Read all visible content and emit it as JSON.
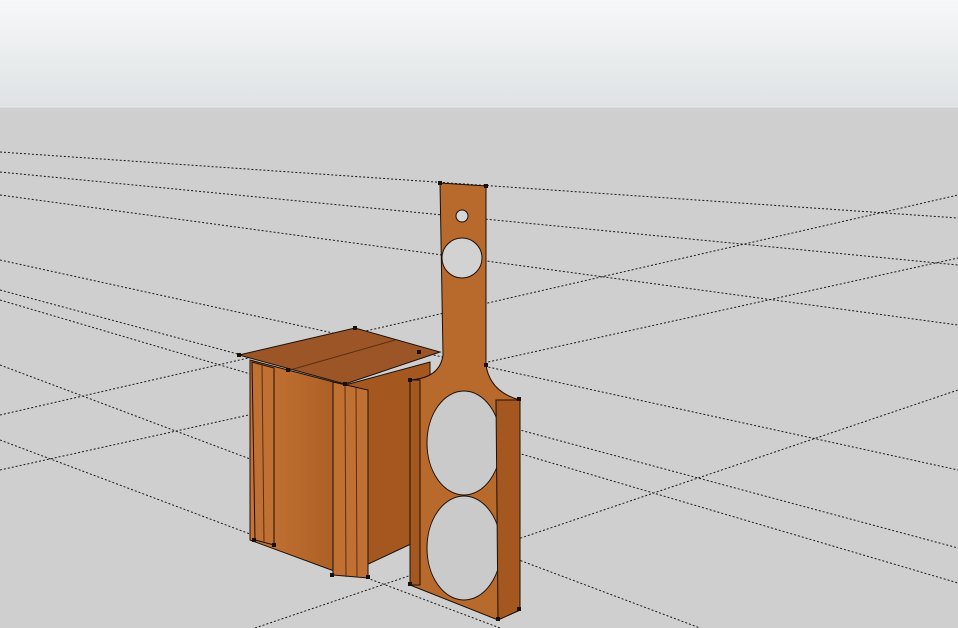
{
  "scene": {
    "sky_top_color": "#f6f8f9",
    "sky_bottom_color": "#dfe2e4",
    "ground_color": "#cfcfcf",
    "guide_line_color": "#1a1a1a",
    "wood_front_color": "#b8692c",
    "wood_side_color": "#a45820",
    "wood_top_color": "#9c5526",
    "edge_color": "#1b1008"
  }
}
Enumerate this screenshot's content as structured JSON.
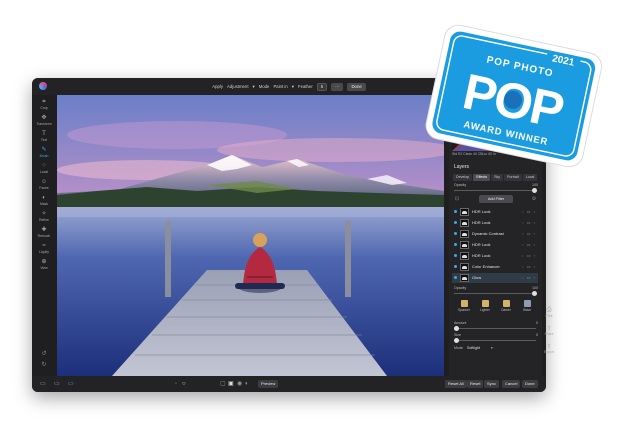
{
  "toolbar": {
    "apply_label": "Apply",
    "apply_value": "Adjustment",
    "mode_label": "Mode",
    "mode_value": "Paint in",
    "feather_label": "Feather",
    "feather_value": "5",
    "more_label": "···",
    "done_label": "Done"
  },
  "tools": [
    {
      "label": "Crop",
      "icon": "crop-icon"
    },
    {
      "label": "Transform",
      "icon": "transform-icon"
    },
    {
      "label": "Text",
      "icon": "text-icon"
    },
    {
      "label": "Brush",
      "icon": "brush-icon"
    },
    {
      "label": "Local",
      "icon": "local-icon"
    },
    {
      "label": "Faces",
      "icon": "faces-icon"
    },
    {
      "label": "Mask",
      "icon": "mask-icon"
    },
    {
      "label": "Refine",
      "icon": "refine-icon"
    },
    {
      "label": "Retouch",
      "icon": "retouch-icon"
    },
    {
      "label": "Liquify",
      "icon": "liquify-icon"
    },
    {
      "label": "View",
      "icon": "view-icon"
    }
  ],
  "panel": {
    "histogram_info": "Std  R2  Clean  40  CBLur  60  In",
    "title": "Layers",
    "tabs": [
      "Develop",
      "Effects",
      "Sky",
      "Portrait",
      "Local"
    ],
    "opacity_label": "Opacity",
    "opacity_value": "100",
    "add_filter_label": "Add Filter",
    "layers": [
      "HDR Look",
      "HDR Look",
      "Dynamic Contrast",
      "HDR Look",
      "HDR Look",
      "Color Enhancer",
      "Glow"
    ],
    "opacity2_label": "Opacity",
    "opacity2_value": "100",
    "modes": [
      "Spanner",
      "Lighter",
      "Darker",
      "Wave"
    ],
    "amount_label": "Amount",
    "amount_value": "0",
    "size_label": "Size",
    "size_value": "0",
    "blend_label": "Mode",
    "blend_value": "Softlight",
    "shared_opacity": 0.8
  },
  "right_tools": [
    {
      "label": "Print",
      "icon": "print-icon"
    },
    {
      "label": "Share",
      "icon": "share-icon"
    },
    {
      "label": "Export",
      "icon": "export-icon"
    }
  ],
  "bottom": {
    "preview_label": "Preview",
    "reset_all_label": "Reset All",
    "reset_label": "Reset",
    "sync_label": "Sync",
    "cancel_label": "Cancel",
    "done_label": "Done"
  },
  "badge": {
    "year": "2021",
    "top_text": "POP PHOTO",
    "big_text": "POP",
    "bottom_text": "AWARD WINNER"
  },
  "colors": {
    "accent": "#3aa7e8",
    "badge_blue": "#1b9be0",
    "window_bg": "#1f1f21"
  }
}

______

▸ **REQUIREMENTS**
Retype the listing exactly. Pictures do not belong in the copy.

▸ **OUTPUT FOR THIS EXERCISE**
Read all visible content and emit it as JSON.
{
  "scene": {
    "sky_top_color": "#f6f8f9",
    "sky_bottom_color": "#dfe2e4",
    "ground_color": "#cfcfcf",
    "guide_line_color": "#1a1a1a",
    "wood_front_color": "#b8692c",
    "wood_side_color": "#a45820",
    "wood_top_color": "#9c5526",
    "edge_color": "#1b1008"
  }
}
Enumerate this screenshot's content as structured JSON.
{
  "toolbar": {
    "apply_label": "Apply",
    "apply_value": "Adjustment",
    "mode_label": "Mode",
    "mode_value": "Paint in",
    "feather_label": "Feather",
    "feather_value": "5",
    "more_label": "···",
    "done_label": "Done"
  },
  "tools": [
    {
      "label": "Crop",
      "icon": "crop-icon"
    },
    {
      "label": "Transform",
      "icon": "transform-icon"
    },
    {
      "label": "Text",
      "icon": "text-icon"
    },
    {
      "label": "Brush",
      "icon": "brush-icon"
    },
    {
      "label": "Local",
      "icon": "local-icon"
    },
    {
      "label": "Faces",
      "icon": "faces-icon"
    },
    {
      "label": "Mask",
      "icon": "mask-icon"
    },
    {
      "label": "Refine",
      "icon": "refine-icon"
    },
    {
      "label": "Retouch",
      "icon": "retouch-icon"
    },
    {
      "label": "Liquify",
      "icon": "liquify-icon"
    },
    {
      "label": "View",
      "icon": "view-icon"
    }
  ],
  "panel": {
    "histogram_info": "Std  R2  Clean  40  CBLur  60  In",
    "title": "Layers",
    "tabs": [
      "Develop",
      "Effects",
      "Sky",
      "Portrait",
      "Local"
    ],
    "opacity_label": "Opacity",
    "opacity_value": "100",
    "add_filter_label": "Add Filter",
    "layers": [
      "HDR Look",
      "HDR Look",
      "Dynamic Contrast",
      "HDR Look",
      "HDR Look",
      "Color Enhancer",
      "Glow"
    ],
    "opacity2_label": "Opacity",
    "opacity2_value": "100",
    "modes": [
      "Spanner",
      "Lighter",
      "Darker",
      "Wave"
    ],
    "amount_label": "Amount",
    "amount_value": "0",
    "size_label": "Size",
    "size_value": "0",
    "blend_label": "Mode",
    "blend_value": "Softlight",
    "shared_opacity": 0.8
  },
  "right_tools": [
    {
      "label": "Print",
      "icon": "print-icon"
    },
    {
      "label": "Share",
      "icon": "share-icon"
    },
    {
      "label": "Export",
      "icon": "export-icon"
    }
  ],
  "bottom": {
    "preview_label": "Preview",
    "reset_all_label": "Reset All",
    "reset_label": "Reset",
    "sync_label": "Sync",
    "cancel_label": "Cancel",
    "done_label": "Done"
  },
  "badge": {
    "year": "2021",
    "top_text": "POP PHOTO",
    "big_text": "POP",
    "bottom_text": "AWARD WINNER"
  },
  "colors": {
    "accent": "#3aa7e8",
    "badge_blue": "#1b9be0",
    "window_bg": "#1f1f21"
  }
}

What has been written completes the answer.